● Goal
Only a number is wanted: how many lines in these records contain the word "this"?

-=-=-

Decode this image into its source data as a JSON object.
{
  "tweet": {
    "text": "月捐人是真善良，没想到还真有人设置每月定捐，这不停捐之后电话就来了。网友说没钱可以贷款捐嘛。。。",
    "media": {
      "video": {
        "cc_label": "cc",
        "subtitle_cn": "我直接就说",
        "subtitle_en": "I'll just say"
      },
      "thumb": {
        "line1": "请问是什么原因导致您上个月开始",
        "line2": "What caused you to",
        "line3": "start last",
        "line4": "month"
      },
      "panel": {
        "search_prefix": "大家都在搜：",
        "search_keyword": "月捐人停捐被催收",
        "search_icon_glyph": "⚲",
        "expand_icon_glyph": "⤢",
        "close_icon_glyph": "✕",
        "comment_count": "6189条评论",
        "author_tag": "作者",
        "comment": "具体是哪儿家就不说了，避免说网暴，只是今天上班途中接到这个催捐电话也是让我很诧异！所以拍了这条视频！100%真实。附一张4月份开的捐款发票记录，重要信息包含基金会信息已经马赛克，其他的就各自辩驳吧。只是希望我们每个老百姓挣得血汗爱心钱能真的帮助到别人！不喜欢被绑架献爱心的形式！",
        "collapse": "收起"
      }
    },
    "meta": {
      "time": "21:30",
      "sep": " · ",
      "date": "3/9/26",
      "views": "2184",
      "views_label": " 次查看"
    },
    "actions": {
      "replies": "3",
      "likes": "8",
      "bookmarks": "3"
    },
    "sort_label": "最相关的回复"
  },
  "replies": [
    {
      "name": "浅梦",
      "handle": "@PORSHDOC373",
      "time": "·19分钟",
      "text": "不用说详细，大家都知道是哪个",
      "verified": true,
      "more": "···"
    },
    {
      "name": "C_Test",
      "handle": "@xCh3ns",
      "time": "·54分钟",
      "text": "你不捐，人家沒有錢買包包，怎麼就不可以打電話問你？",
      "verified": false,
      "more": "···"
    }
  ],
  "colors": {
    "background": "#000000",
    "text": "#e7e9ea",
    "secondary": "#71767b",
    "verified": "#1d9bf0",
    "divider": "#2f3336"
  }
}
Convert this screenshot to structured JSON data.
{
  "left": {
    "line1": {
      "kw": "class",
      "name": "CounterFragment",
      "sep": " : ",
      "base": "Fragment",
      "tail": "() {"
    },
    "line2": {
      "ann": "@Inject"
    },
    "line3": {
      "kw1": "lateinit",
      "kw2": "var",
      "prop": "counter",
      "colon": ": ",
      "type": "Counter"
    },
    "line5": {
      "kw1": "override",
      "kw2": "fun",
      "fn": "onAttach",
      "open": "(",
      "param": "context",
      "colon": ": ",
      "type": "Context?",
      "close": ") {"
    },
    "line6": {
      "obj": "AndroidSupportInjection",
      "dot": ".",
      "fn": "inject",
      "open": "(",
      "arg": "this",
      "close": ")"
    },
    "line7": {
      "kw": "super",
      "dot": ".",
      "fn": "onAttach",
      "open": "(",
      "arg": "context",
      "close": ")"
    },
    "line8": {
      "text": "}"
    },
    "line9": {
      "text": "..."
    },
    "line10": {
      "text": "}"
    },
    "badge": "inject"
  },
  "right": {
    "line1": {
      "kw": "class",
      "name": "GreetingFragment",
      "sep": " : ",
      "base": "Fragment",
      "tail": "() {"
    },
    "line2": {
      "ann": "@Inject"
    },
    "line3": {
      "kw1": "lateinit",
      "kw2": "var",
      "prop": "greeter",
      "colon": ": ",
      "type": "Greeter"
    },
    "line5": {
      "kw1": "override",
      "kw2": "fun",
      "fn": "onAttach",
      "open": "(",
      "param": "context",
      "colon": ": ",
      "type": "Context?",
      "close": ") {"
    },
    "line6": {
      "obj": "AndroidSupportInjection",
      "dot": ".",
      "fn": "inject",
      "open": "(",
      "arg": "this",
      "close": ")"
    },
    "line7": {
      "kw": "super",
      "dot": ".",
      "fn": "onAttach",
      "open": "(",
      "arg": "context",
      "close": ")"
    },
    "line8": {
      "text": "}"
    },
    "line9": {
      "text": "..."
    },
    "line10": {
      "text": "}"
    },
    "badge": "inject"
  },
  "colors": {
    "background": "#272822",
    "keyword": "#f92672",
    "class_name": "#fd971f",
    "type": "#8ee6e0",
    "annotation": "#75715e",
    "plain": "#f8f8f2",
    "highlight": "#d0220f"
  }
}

-=-=-

● Exercise answer
4